● Requirement
All of the material below is to be returned exactly.

● Data provided

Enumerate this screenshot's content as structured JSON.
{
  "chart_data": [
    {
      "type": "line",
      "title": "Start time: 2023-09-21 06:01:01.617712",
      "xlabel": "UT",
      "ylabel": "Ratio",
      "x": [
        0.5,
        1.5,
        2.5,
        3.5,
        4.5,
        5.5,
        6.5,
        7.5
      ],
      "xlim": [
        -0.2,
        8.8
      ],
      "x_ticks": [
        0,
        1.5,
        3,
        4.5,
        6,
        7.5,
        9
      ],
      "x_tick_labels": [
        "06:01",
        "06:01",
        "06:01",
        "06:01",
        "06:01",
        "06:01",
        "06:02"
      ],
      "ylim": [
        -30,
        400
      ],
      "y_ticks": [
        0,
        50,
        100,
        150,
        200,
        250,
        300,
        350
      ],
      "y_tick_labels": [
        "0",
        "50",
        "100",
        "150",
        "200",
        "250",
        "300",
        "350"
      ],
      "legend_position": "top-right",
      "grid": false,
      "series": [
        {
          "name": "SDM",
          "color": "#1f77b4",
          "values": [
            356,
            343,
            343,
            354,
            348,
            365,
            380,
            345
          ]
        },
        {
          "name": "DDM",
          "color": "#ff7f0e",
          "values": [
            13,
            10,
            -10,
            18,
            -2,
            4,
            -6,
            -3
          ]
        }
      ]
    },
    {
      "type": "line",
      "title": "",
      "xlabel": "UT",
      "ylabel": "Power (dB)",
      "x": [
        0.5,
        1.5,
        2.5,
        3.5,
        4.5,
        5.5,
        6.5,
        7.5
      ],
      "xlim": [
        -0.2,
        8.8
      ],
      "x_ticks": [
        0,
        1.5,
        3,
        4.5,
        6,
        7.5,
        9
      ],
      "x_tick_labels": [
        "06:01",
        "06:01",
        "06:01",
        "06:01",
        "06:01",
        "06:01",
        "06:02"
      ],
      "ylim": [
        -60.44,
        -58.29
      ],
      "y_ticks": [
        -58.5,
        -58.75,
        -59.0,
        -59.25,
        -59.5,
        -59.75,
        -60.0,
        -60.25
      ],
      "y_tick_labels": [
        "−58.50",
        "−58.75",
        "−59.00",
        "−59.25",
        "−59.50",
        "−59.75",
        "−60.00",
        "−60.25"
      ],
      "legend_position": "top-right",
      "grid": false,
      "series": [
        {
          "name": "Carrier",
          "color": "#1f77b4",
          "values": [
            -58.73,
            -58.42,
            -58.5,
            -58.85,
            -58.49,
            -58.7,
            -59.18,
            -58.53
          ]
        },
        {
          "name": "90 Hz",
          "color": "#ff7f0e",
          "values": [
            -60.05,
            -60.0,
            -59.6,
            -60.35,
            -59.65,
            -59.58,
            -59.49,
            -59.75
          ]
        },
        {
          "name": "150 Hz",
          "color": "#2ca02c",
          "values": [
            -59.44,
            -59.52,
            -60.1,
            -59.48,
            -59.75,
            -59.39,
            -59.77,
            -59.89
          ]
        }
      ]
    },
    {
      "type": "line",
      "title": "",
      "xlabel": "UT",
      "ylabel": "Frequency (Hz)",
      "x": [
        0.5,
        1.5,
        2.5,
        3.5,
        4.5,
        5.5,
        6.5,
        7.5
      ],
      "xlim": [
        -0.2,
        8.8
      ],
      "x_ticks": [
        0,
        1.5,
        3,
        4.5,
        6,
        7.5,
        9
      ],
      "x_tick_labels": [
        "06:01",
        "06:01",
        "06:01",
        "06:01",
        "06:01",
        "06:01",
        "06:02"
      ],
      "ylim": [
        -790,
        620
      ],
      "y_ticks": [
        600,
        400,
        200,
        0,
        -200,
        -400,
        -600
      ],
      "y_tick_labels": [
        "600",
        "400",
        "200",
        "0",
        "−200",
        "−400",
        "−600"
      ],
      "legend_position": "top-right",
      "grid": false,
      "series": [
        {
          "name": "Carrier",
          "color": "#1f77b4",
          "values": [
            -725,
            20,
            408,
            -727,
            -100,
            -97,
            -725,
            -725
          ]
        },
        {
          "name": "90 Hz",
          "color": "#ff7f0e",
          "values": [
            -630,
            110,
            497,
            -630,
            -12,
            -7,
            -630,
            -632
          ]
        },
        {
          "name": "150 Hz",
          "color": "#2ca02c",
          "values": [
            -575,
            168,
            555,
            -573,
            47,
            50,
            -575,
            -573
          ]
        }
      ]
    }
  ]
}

● Solution
Enumerate this screenshot's content as structured JSON.
{
  "chart_data": [
    {
      "type": "line",
      "title": "Start time: 2023-09-21 06:01:01.617712",
      "xlabel": "UT",
      "ylabel": "Ratio",
      "x": [
        0.5,
        1.5,
        2.5,
        3.5,
        4.5,
        5.5,
        6.5,
        7.5
      ],
      "xlim": [
        -0.2,
        8.8
      ],
      "x_ticks": [
        0,
        1.5,
        3,
        4.5,
        6,
        7.5,
        9
      ],
      "x_tick_labels": [
        "06:01",
        "06:01",
        "06:01",
        "06:01",
        "06:01",
        "06:01",
        "06:02"
      ],
      "ylim": [
        -30,
        400
      ],
      "y_ticks": [
        0,
        50,
        100,
        150,
        200,
        250,
        300,
        350
      ],
      "y_tick_labels": [
        "0",
        "50",
        "100",
        "150",
        "200",
        "250",
        "300",
        "350"
      ],
      "legend_position": "top-right",
      "grid": false,
      "series": [
        {
          "name": "SDM",
          "color": "#1f77b4",
          "values": [
            356,
            343,
            343,
            354,
            348,
            365,
            380,
            345
          ]
        },
        {
          "name": "DDM",
          "color": "#ff7f0e",
          "values": [
            13,
            10,
            -10,
            18,
            -2,
            4,
            -6,
            -3
          ]
        }
      ]
    },
    {
      "type": "line",
      "title": "",
      "xlabel": "UT",
      "ylabel": "Power (dB)",
      "x": [
        0.5,
        1.5,
        2.5,
        3.5,
        4.5,
        5.5,
        6.5,
        7.5
      ],
      "xlim": [
        -0.2,
        8.8
      ],
      "x_ticks": [
        0,
        1.5,
        3,
        4.5,
        6,
        7.5,
        9
      ],
      "x_tick_labels": [
        "06:01",
        "06:01",
        "06:01",
        "06:01",
        "06:01",
        "06:01",
        "06:02"
      ],
      "ylim": [
        -60.44,
        -58.29
      ],
      "y_ticks": [
        -58.5,
        -58.75,
        -59.0,
        -59.25,
        -59.5,
        -59.75,
        -60.0,
        -60.25
      ],
      "y_tick_labels": [
        "−58.50",
        "−58.75",
        "−59.00",
        "−59.25",
        "−59.50",
        "−59.75",
        "−60.00",
        "−60.25"
      ],
      "legend_position": "top-right",
      "grid": false,
      "series": [
        {
          "name": "Carrier",
          "color": "#1f77b4",
          "values": [
            -58.73,
            -58.42,
            -58.5,
            -58.85,
            -58.49,
            -58.7,
            -59.18,
            -58.53
          ]
        },
        {
          "name": "90 Hz",
          "color": "#ff7f0e",
          "values": [
            -60.05,
            -60.0,
            -59.6,
            -60.35,
            -59.65,
            -59.58,
            -59.49,
            -59.75
          ]
        },
        {
          "name": "150 Hz",
          "color": "#2ca02c",
          "values": [
            -59.44,
            -59.52,
            -60.1,
            -59.48,
            -59.75,
            -59.39,
            -59.77,
            -59.89
          ]
        }
      ]
    },
    {
      "type": "line",
      "title": "",
      "xlabel": "UT",
      "ylabel": "Frequency (Hz)",
      "x": [
        0.5,
        1.5,
        2.5,
        3.5,
        4.5,
        5.5,
        6.5,
        7.5
      ],
      "xlim": [
        -0.2,
        8.8
      ],
      "x_ticks": [
        0,
        1.5,
        3,
        4.5,
        6,
        7.5,
        9
      ],
      "x_tick_labels": [
        "06:01",
        "06:01",
        "06:01",
        "06:01",
        "06:01",
        "06:01",
        "06:02"
      ],
      "ylim": [
        -790,
        620
      ],
      "y_ticks": [
        600,
        400,
        200,
        0,
        -200,
        -400,
        -600
      ],
      "y_tick_labels": [
        "600",
        "400",
        "200",
        "0",
        "−200",
        "−400",
        "−600"
      ],
      "legend_position": "top-right",
      "grid": false,
      "series": [
        {
          "name": "Carrier",
          "color": "#1f77b4",
          "values": [
            -725,
            20,
            408,
            -727,
            -100,
            -97,
            -725,
            -725
          ]
        },
        {
          "name": "90 Hz",
          "color": "#ff7f0e",
          "values": [
            -630,
            110,
            497,
            -630,
            -12,
            -7,
            -630,
            -632
          ]
        },
        {
          "name": "150 Hz",
          "color": "#2ca02c",
          "values": [
            -575,
            168,
            555,
            -573,
            47,
            50,
            -575,
            -573
          ]
        }
      ]
    }
  ]
}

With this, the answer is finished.